#### Data for this exercise
________________

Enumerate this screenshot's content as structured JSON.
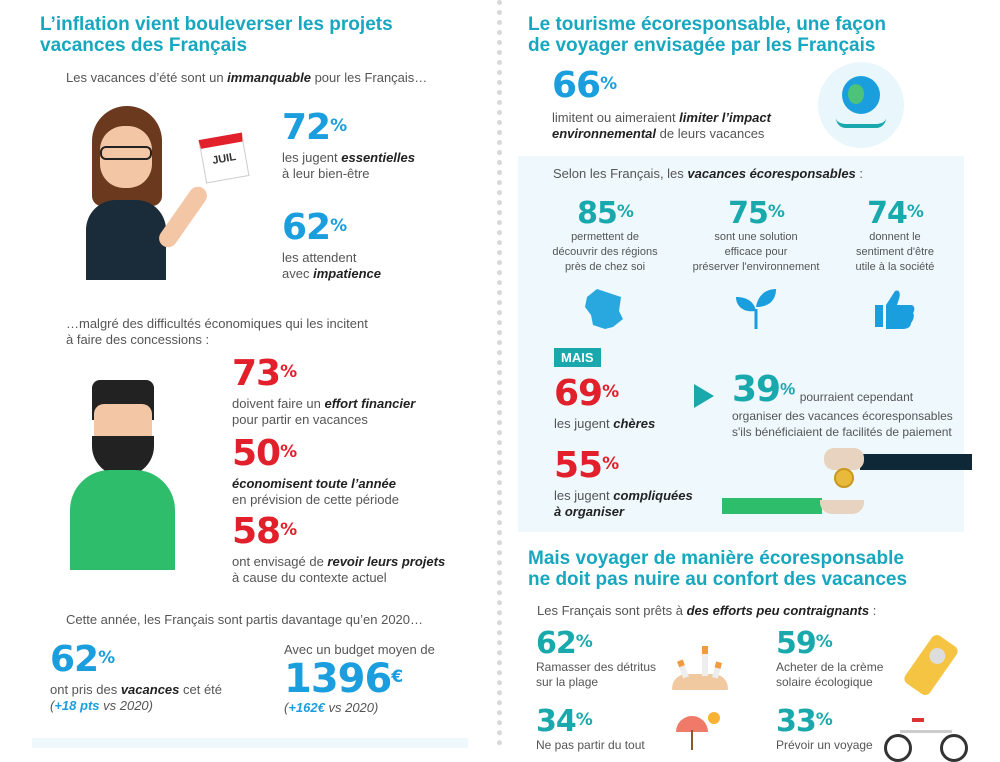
{
  "left": {
    "title_line1": "L’inflation vient bouleverser les projets",
    "title_line2": "vacances des Français",
    "intro_pre": "Les vacances d’été sont un ",
    "intro_bold": "immanquable",
    "intro_post": " pour les Français…",
    "calendar_label": "JUIL",
    "stat1": {
      "value": "72",
      "unit": "%",
      "pre": "les jugent ",
      "bold": "essentielles",
      "line2": "à leur bien-être"
    },
    "stat2": {
      "value": "62",
      "unit": "%",
      "line1": "les attendent",
      "pre2": "avec ",
      "bold": "impatience"
    },
    "intro2_line1": "…malgré des difficultés économiques qui les incitent",
    "intro2_line2": "à faire des concessions :",
    "stat3": {
      "value": "73",
      "unit": "%",
      "pre": "doivent faire un ",
      "bold": "effort financier",
      "line2": "pour partir en vacances"
    },
    "stat4": {
      "value": "50",
      "unit": "%",
      "bold": "économisent toute l’année",
      "line2": "en prévision de cette période"
    },
    "stat5": {
      "value": "58",
      "unit": "%",
      "pre": "ont envisagé de ",
      "bold": "revoir leurs projets",
      "line2": "à cause du contexte actuel"
    },
    "intro3": "Cette année, les Français sont partis davantage qu’en 2020…",
    "stat6": {
      "value": "62",
      "unit": "%",
      "pre": "ont pris des ",
      "bold": "vacances",
      "post": " cet été",
      "paren_open": "(",
      "delta": "+18 pts",
      "delta_post": " vs 2020)"
    },
    "budget": {
      "label": "Avec un budget moyen de",
      "value": "1396",
      "unit": "€",
      "paren_open": "(",
      "delta": "+162€",
      "delta_post": " vs 2020)"
    }
  },
  "right": {
    "title_line1": "Le tourisme écoresponsable, une façon",
    "title_line2": "de voyager envisagée par les Français",
    "stat_top": {
      "value": "66",
      "unit": "%",
      "pre": "limitent ou aimeraient ",
      "bold1": "limiter l’impact",
      "bold2": "environnemental",
      "post": " de leurs vacances"
    },
    "panel_intro_pre": "Selon les Français, les ",
    "panel_intro_bold": "vacances écoresponsables",
    "panel_intro_post": " :",
    "cols": [
      {
        "value": "85",
        "unit": "%",
        "lines": [
          "permettent de",
          "découvrir des régions",
          "près de chez soi"
        ],
        "icon": "france-map-icon"
      },
      {
        "value": "75",
        "unit": "%",
        "lines": [
          "sont une solution",
          "efficace pour",
          "préserver l'environnement"
        ],
        "icon": "plant-icon"
      },
      {
        "value": "74",
        "unit": "%",
        "lines": [
          "donnent le",
          "sentiment d'être",
          "utile à la société"
        ],
        "icon": "thumbs-up-icon"
      }
    ],
    "mais": "MAIS",
    "stat69": {
      "value": "69",
      "unit": "%",
      "pre": "les jugent ",
      "bold": "chères"
    },
    "stat55": {
      "value": "55",
      "unit": "%",
      "pre": "les jugent ",
      "bold": "compliquées",
      "bold2": "à organiser"
    },
    "stat39": {
      "value": "39",
      "unit": "%",
      "line1": "pourraient cependant",
      "line2": "organiser des vacances écoresponsables",
      "line3": "s'ils bénéficiaient de facilités de paiement"
    },
    "title2_line1": "Mais voyager de manière écoresponsable",
    "title2_line2": "ne doit pas nuire au confort des vacances",
    "efforts_pre": "Les Français sont prêts à ",
    "efforts_bold": "des efforts peu contraignants",
    "efforts_post": " :",
    "efforts": [
      {
        "value": "62",
        "unit": "%",
        "line1": "Ramasser des détritus",
        "line2": "sur la plage"
      },
      {
        "value": "59",
        "unit": "%",
        "line1": "Acheter de la crème",
        "line2": "solaire écologique"
      },
      {
        "value": "34",
        "unit": "%",
        "line1": "Ne pas partir du tout"
      },
      {
        "value": "33",
        "unit": "%",
        "line1": "Prévoir un voyage"
      }
    ]
  },
  "colors": {
    "title": "#17a7bf",
    "blue": "#1b9ede",
    "red": "#e2202b",
    "teal": "#19a9ad",
    "panel": "#eef8fd"
  }
}
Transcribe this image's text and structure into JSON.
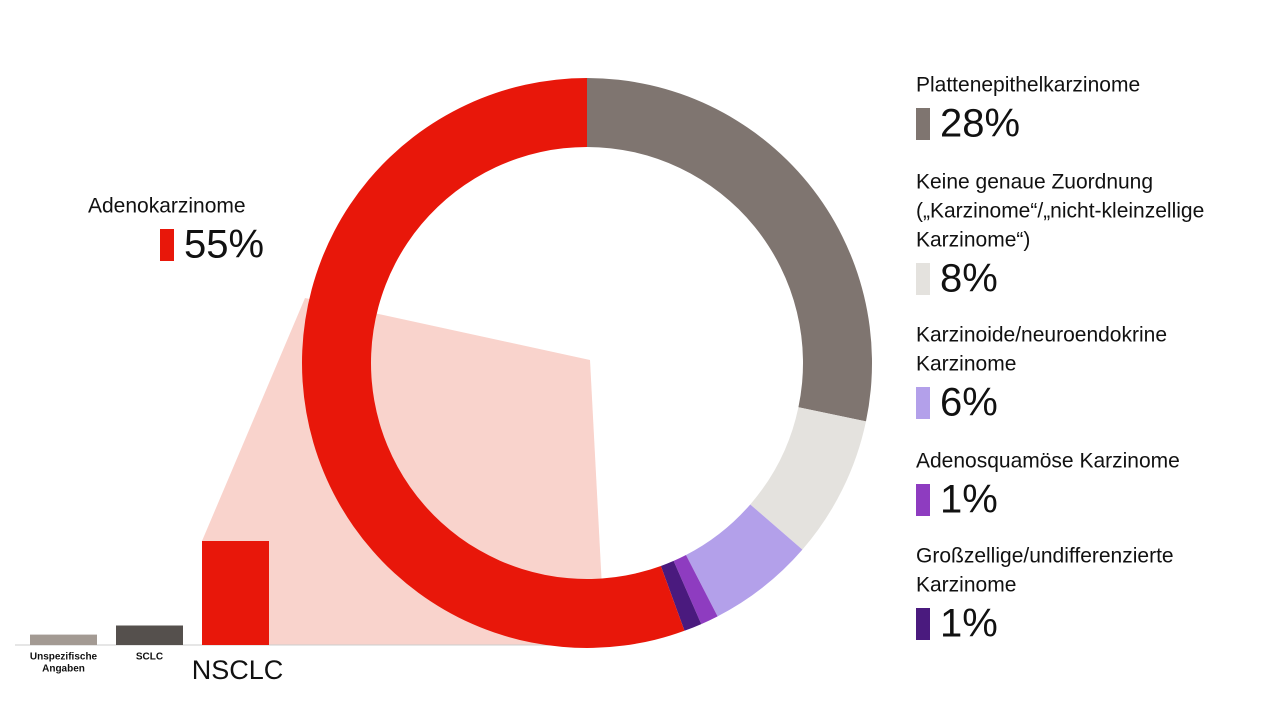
{
  "chart_data": [
    {
      "type": "donut",
      "series": [
        {
          "name": [
            "Plattenepithelkarzinome"
          ],
          "color": "#7f7570",
          "values": [
            28
          ],
          "value_labels": [
            "28%"
          ]
        },
        {
          "name": [
            "Keine genaue Zuordnung",
            "(„Karzinome“/„nicht-kleinzellige",
            "Karzinome“)"
          ],
          "color": "#e4e2de",
          "values": [
            8
          ],
          "value_labels": [
            "8%"
          ]
        },
        {
          "name": [
            "Karzinoide/neuroendokrine",
            "Karzinome"
          ],
          "color": "#b3a0ea",
          "values": [
            6
          ],
          "value_labels": [
            "6%"
          ]
        },
        {
          "name": [
            "Adenosquamöse Karzinome"
          ],
          "color": "#8e3cc0",
          "values": [
            1
          ],
          "value_labels": [
            "1%"
          ]
        },
        {
          "name": [
            "Großzellige/undifferenzierte",
            "Karzinome"
          ],
          "color": "#4a1a7e",
          "values": [
            1
          ],
          "value_labels": [
            "1%"
          ]
        },
        {
          "name": [
            "Adenokarzinome"
          ],
          "color": "#e8170a",
          "values": [
            55
          ],
          "value_labels": [
            "55%"
          ]
        }
      ]
    },
    {
      "type": "bar",
      "categories": [
        [
          "Unspezifische",
          "Angaben"
        ],
        [
          "SCLC"
        ],
        [
          "NSCLC"
        ]
      ],
      "values": [
        8,
        15,
        80
      ],
      "colors": [
        "#a39a93",
        "#55504d",
        "#e8170a"
      ],
      "ylim": [
        0,
        100
      ]
    }
  ]
}
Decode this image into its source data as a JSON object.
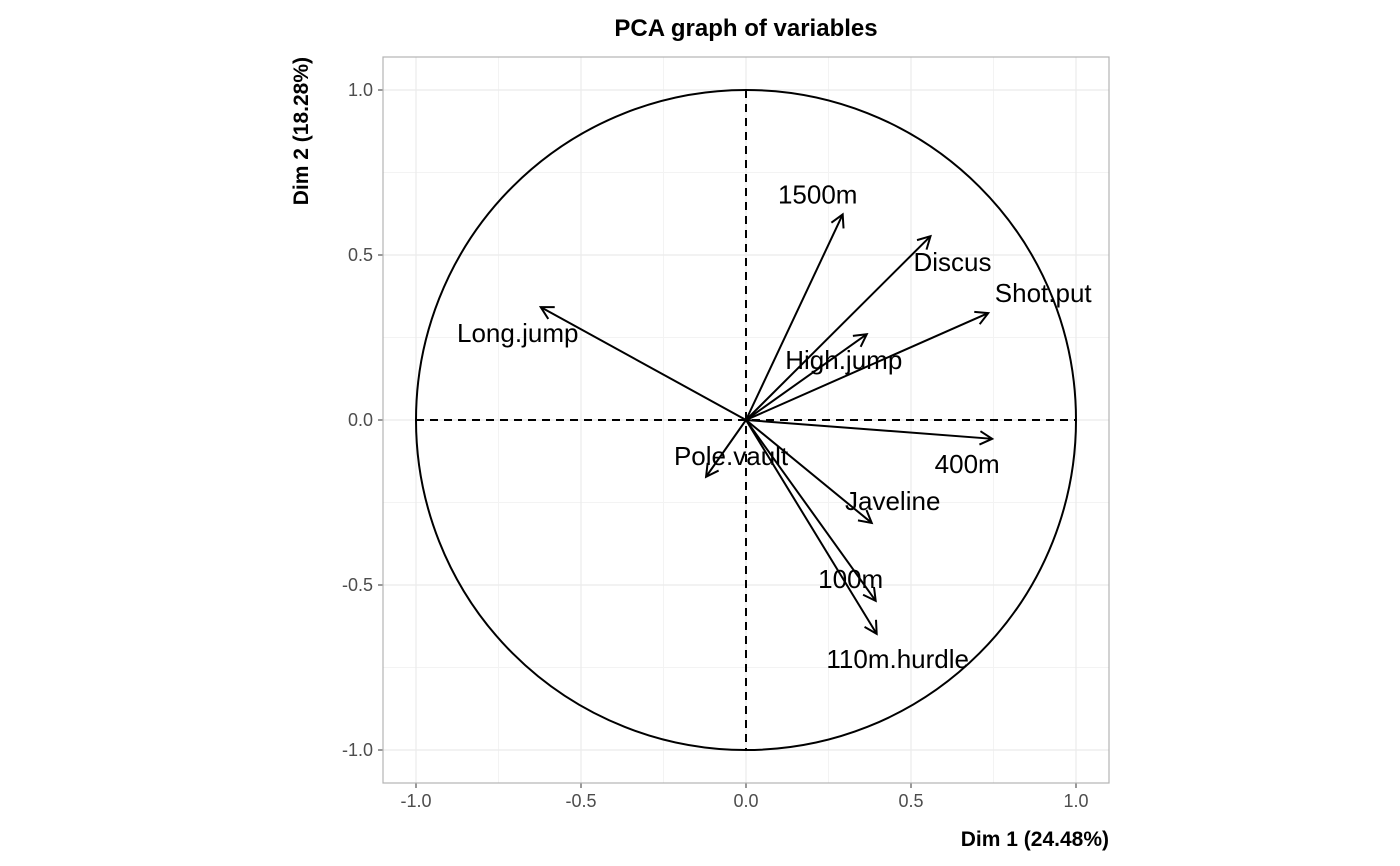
{
  "chart_data": {
    "type": "scatter",
    "subtype": "pca-correlation-circle",
    "title": "PCA graph of variables",
    "xlabel": "Dim 1 (24.48%)",
    "ylabel": "Dim 2 (18.28%)",
    "xlim": [
      -1.1,
      1.1
    ],
    "ylim": [
      -1.1,
      1.1
    ],
    "xticks": [
      -1.0,
      -0.5,
      0.0,
      0.5,
      1.0
    ],
    "yticks": [
      -1.0,
      -0.5,
      0.0,
      0.5,
      1.0
    ],
    "xtick_labels": [
      "-1.0",
      "-0.5",
      "0.0",
      "0.5",
      "1.0"
    ],
    "ytick_labels": [
      "-1.0",
      "-0.5",
      "0.0",
      "0.5",
      "1.0"
    ],
    "grid": true,
    "circle_radius": 1,
    "variables": [
      {
        "name": "1500m",
        "x": 0.293,
        "y": 0.623
      },
      {
        "name": "Discus",
        "x": 0.559,
        "y": 0.557
      },
      {
        "name": "Shot.put",
        "x": 0.734,
        "y": 0.324
      },
      {
        "name": "High.jump",
        "x": 0.366,
        "y": 0.26
      },
      {
        "name": "Long.jump",
        "x": -0.622,
        "y": 0.342
      },
      {
        "name": "400m",
        "x": 0.746,
        "y": -0.057
      },
      {
        "name": "Pole.vault",
        "x": -0.121,
        "y": -0.172
      },
      {
        "name": "Javeline",
        "x": 0.381,
        "y": -0.312
      },
      {
        "name": "100m",
        "x": 0.393,
        "y": -0.548
      },
      {
        "name": "110m.hurdle",
        "x": 0.396,
        "y": -0.648
      }
    ],
    "colors": {
      "arrow": "#000000",
      "grid": "#ebebeb",
      "panel_border": "#b3b3b3"
    }
  }
}
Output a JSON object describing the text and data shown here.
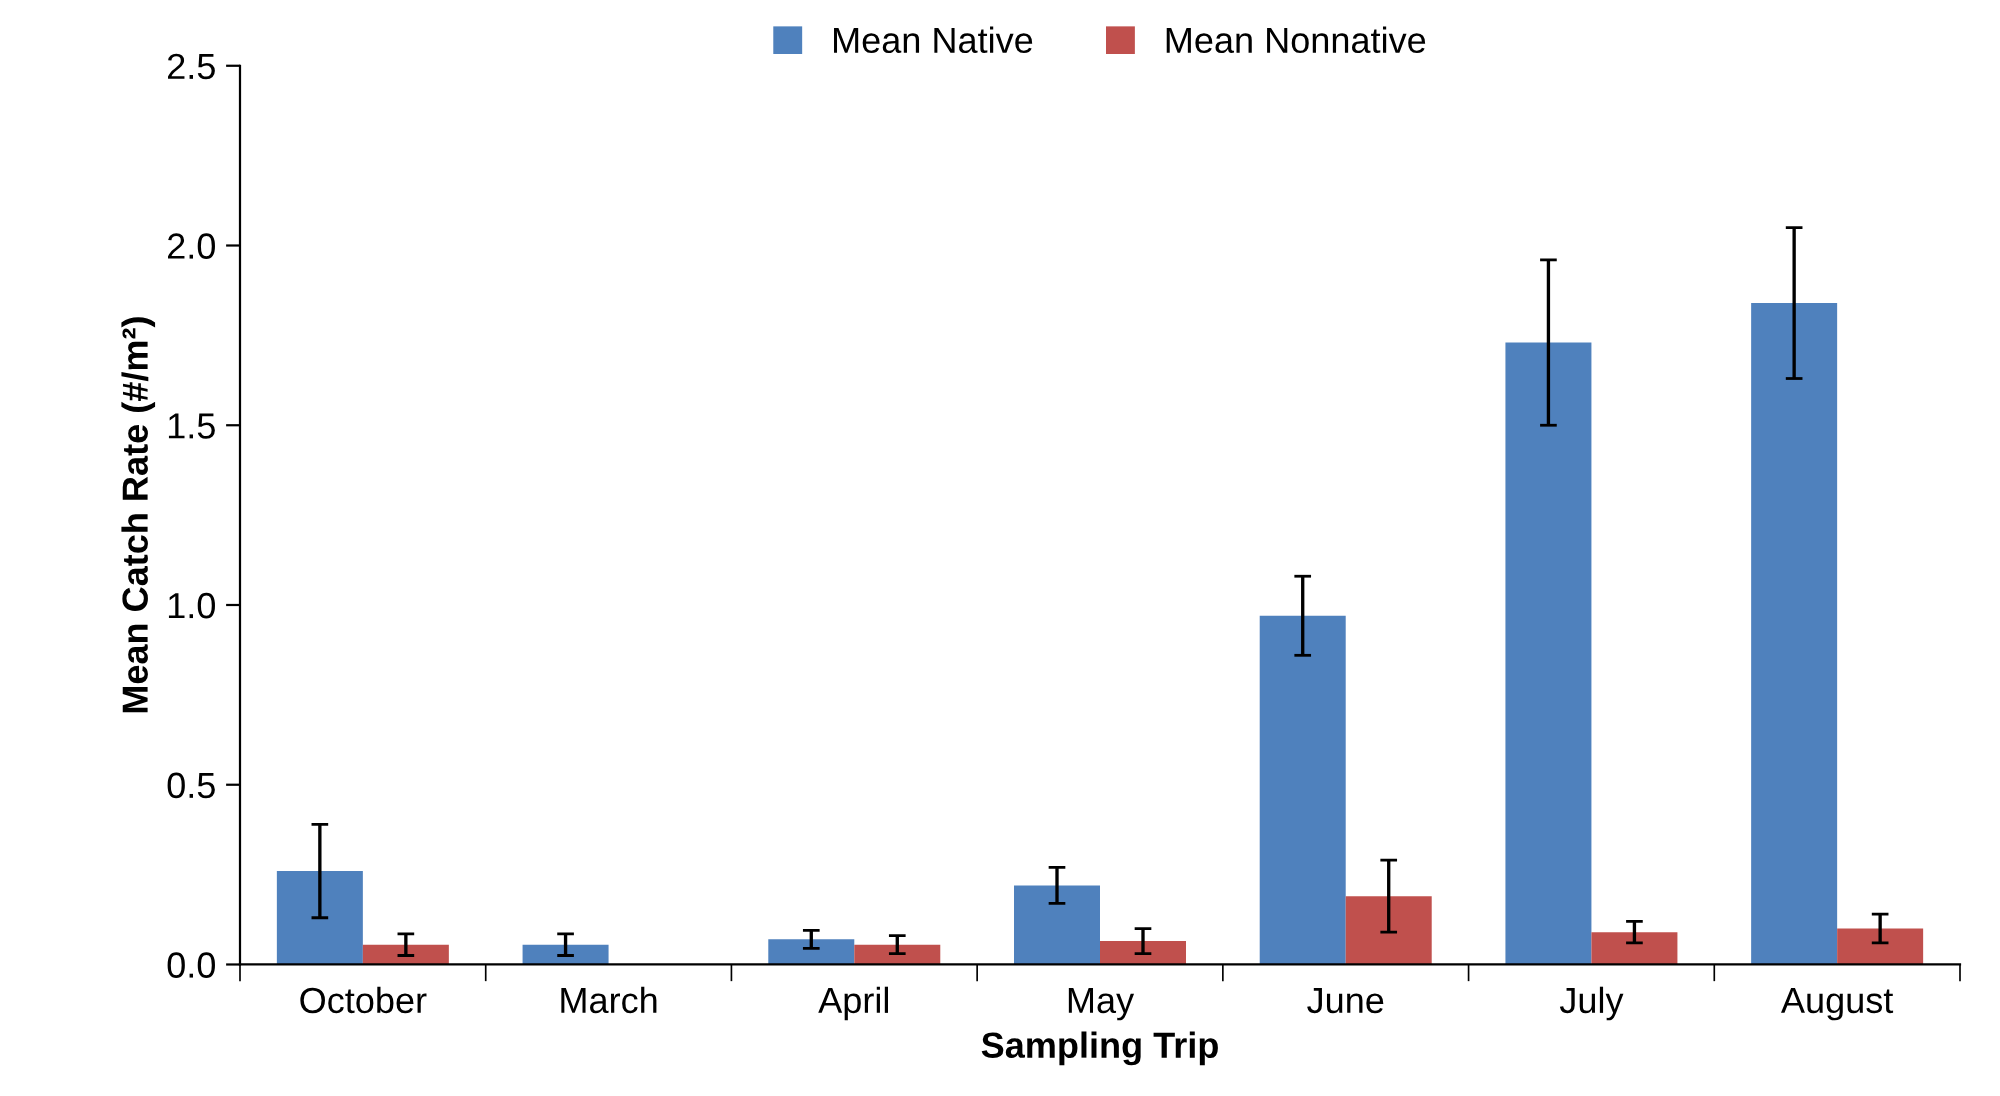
{
  "chart_data": {
    "type": "bar",
    "xlabel": "Sampling Trip",
    "ylabel": "Mean Catch Rate (#/m²)",
    "categories": [
      "October",
      "March",
      "April",
      "May",
      "June",
      "July",
      "August"
    ],
    "series": [
      {
        "name": "Mean Native",
        "color": "#4f81bd",
        "values": [
          0.26,
          0.055,
          0.07,
          0.22,
          0.97,
          1.73,
          1.84
        ],
        "errors": [
          0.13,
          0.03,
          0.025,
          0.05,
          0.11,
          0.23,
          0.21
        ]
      },
      {
        "name": "Mean Nonnative",
        "color": "#c0504d",
        "values": [
          0.055,
          0,
          0.055,
          0.065,
          0.19,
          0.09,
          0.1
        ],
        "errors": [
          0.03,
          null,
          0.025,
          0.035,
          0.1,
          0.03,
          0.04
        ]
      }
    ],
    "ylim": [
      0,
      2.5
    ],
    "yticks": [
      {
        "value": 0,
        "label": "0.0"
      },
      {
        "value": 0.5,
        "label": "0.5"
      },
      {
        "value": 1,
        "label": "1.0"
      },
      {
        "value": 1.5,
        "label": "1.5"
      },
      {
        "value": 2,
        "label": "2.0"
      },
      {
        "value": 2.5,
        "label": "2.5"
      }
    ],
    "legend": "top",
    "grid": false
  }
}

________________

#### Brief
Give again exactly the lines from the one holding "Output a JSON" to the final line of the records, both ends included; any pictures stay out.

#### Full output
Output a JSON object describing the text and data shown here.
{
  "chart_data": {
    "type": "bar",
    "xlabel": "Sampling Trip",
    "ylabel": "Mean Catch Rate (#/m²)",
    "categories": [
      "October",
      "March",
      "April",
      "May",
      "June",
      "July",
      "August"
    ],
    "series": [
      {
        "name": "Mean Native",
        "color": "#4f81bd",
        "values": [
          0.26,
          0.055,
          0.07,
          0.22,
          0.97,
          1.73,
          1.84
        ],
        "errors": [
          0.13,
          0.03,
          0.025,
          0.05,
          0.11,
          0.23,
          0.21
        ]
      },
      {
        "name": "Mean Nonnative",
        "color": "#c0504d",
        "values": [
          0.055,
          0,
          0.055,
          0.065,
          0.19,
          0.09,
          0.1
        ],
        "errors": [
          0.03,
          null,
          0.025,
          0.035,
          0.1,
          0.03,
          0.04
        ]
      }
    ],
    "ylim": [
      0,
      2.5
    ],
    "yticks": [
      {
        "value": 0,
        "label": "0.0"
      },
      {
        "value": 0.5,
        "label": "0.5"
      },
      {
        "value": 1,
        "label": "1.0"
      },
      {
        "value": 1.5,
        "label": "1.5"
      },
      {
        "value": 2,
        "label": "2.0"
      },
      {
        "value": 2.5,
        "label": "2.5"
      }
    ],
    "legend": "top",
    "grid": false
  }
}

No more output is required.